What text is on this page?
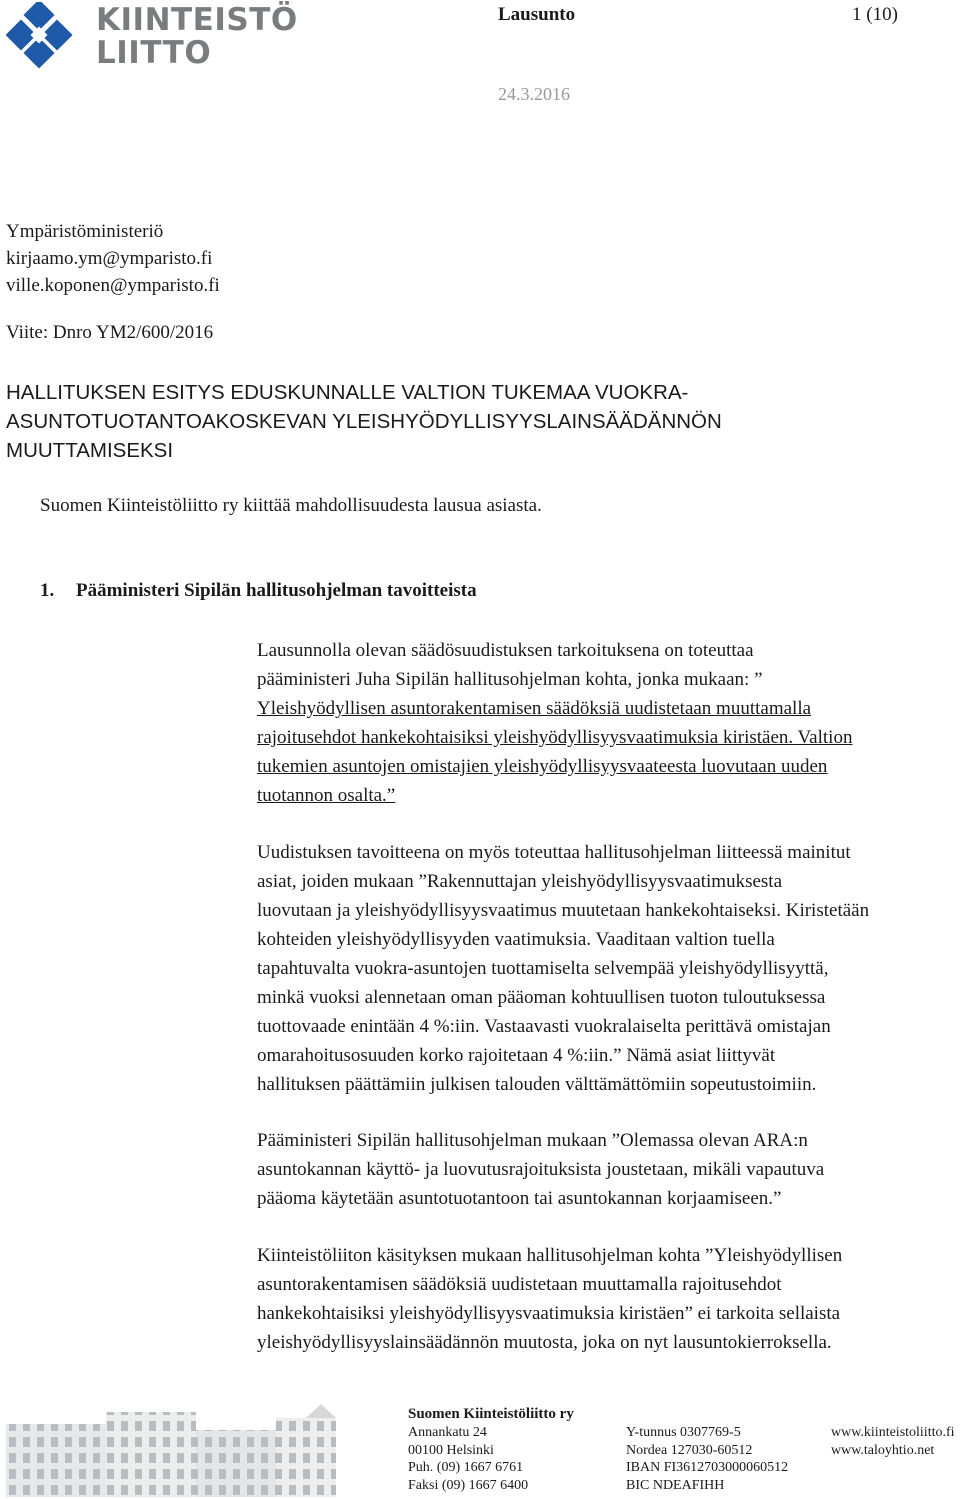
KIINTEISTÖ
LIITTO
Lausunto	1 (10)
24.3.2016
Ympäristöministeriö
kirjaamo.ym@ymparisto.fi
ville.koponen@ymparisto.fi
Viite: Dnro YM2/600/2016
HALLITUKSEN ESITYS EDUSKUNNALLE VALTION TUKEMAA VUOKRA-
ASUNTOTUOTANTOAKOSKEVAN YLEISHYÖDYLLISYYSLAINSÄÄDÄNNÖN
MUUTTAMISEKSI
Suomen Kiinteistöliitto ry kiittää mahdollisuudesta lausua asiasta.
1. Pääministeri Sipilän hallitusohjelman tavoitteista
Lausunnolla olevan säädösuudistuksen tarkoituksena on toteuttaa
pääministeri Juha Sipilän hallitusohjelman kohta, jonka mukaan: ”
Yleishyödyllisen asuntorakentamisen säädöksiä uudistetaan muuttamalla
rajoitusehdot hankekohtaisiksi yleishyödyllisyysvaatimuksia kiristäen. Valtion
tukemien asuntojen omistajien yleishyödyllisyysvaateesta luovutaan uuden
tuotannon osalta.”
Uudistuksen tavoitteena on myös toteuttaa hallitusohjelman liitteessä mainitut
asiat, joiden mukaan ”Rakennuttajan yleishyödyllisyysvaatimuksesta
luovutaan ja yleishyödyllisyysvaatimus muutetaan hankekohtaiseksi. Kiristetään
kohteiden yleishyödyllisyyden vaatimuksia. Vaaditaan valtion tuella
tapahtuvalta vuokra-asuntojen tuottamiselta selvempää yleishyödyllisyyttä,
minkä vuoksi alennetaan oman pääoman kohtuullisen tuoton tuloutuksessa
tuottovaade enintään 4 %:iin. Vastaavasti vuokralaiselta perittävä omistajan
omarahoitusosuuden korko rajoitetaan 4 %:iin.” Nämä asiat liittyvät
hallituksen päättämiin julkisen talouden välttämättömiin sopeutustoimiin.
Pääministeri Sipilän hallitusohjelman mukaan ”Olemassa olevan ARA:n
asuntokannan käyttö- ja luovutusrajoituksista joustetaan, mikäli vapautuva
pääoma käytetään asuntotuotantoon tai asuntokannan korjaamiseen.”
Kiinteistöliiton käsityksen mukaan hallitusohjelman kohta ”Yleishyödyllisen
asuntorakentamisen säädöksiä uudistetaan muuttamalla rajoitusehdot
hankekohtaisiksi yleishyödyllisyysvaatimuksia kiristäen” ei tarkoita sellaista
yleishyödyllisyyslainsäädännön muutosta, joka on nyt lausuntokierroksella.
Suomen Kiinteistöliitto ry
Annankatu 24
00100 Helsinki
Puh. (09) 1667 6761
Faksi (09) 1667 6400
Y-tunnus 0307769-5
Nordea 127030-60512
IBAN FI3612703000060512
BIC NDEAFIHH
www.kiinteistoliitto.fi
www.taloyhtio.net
^^^^^^^^
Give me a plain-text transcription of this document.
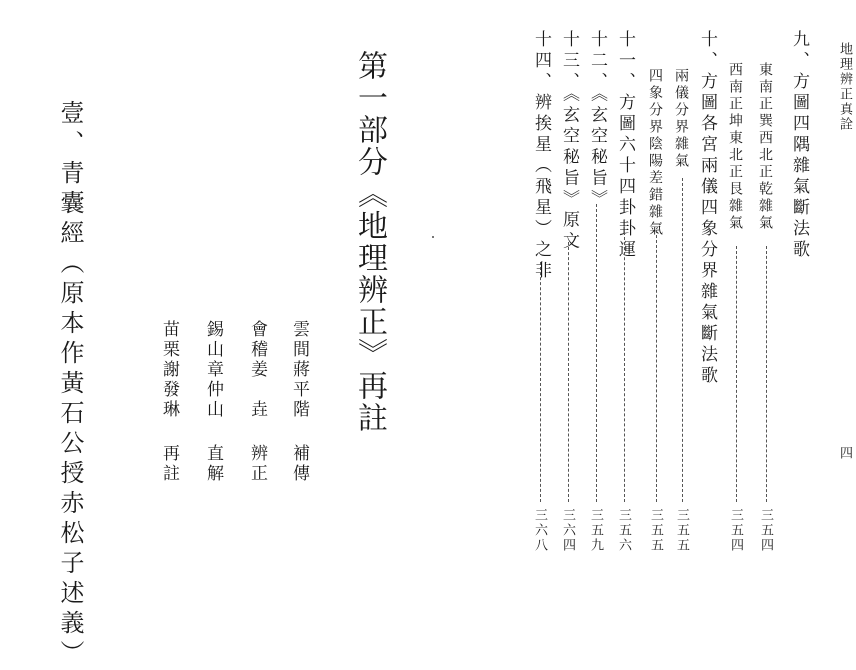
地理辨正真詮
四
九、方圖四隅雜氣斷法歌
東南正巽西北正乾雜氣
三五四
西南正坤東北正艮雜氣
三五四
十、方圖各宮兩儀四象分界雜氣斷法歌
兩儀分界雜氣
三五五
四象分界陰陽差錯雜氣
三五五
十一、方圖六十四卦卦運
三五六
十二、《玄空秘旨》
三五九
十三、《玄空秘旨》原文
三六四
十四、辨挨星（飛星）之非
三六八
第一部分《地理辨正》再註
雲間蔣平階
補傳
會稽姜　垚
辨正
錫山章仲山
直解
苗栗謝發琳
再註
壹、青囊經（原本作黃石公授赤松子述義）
^^^^^^^^
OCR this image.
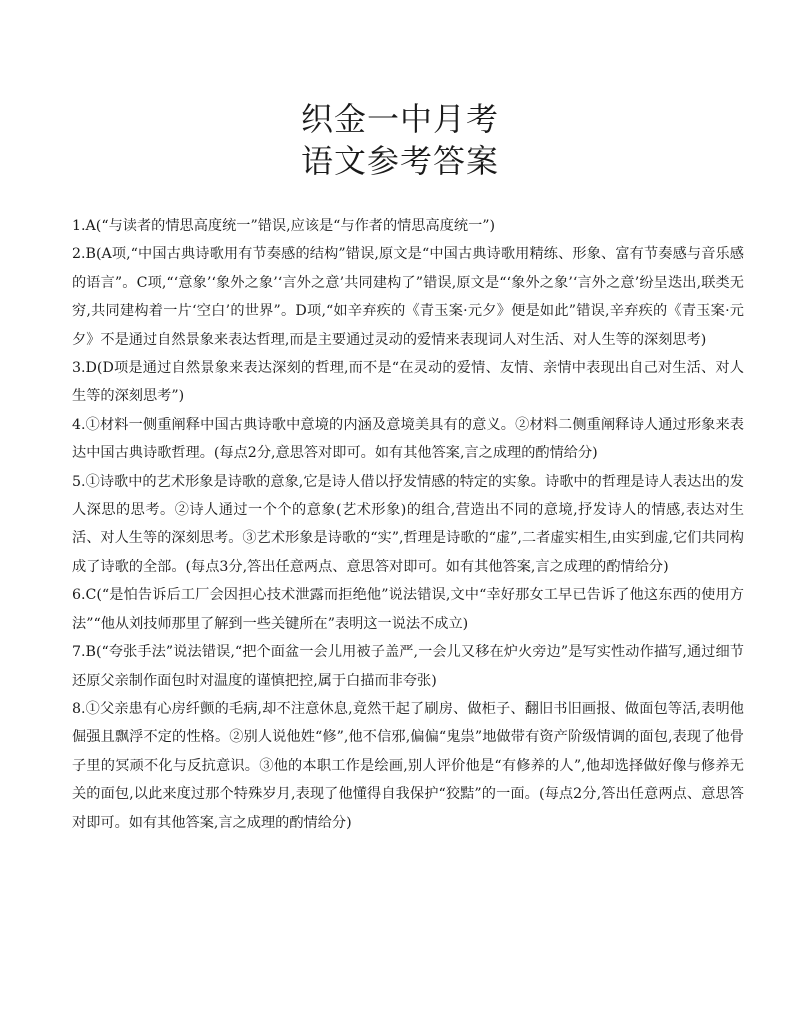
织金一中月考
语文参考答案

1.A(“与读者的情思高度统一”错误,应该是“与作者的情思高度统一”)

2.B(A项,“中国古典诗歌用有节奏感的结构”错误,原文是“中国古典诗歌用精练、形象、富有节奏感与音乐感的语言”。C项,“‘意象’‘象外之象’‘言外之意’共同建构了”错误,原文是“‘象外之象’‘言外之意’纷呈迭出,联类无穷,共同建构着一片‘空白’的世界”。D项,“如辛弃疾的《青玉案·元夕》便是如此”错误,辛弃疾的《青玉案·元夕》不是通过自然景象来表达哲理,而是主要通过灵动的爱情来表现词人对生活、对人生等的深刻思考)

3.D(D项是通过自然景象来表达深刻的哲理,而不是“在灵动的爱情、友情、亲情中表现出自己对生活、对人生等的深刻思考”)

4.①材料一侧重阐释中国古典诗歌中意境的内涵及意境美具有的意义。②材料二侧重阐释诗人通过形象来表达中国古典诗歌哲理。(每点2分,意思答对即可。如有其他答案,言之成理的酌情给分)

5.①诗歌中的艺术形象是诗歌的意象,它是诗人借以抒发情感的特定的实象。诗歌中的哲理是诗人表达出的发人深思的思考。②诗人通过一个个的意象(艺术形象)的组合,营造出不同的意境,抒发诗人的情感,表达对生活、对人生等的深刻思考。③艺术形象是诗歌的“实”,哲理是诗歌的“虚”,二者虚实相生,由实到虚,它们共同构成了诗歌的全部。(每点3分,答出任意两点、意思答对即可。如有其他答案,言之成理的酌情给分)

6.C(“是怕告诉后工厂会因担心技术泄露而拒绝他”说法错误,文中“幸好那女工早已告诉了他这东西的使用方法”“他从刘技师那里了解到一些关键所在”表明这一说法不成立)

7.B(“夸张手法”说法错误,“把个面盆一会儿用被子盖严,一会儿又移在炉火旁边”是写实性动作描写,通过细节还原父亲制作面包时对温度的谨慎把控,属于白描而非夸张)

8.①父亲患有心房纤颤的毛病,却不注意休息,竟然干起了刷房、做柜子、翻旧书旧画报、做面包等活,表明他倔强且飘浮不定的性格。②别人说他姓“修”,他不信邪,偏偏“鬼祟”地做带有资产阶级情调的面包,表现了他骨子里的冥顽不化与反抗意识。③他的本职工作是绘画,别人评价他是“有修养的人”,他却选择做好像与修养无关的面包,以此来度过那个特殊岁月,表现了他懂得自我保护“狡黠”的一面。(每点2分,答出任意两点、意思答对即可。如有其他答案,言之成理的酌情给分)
^^^^^^^^
_GIVEN TASK_. Whenever "Yleishyödyllisen" turns up in a line, pick that line out.

_RESULT FOR THIS EXERCISE_.
Yleishyödyllisen asuntorakentamisen säädöksiä uudistetaan muuttamalla
Kiinteistöliiton käsityksen mukaan hallitusohjelman kohta ”Yleishyödyllisen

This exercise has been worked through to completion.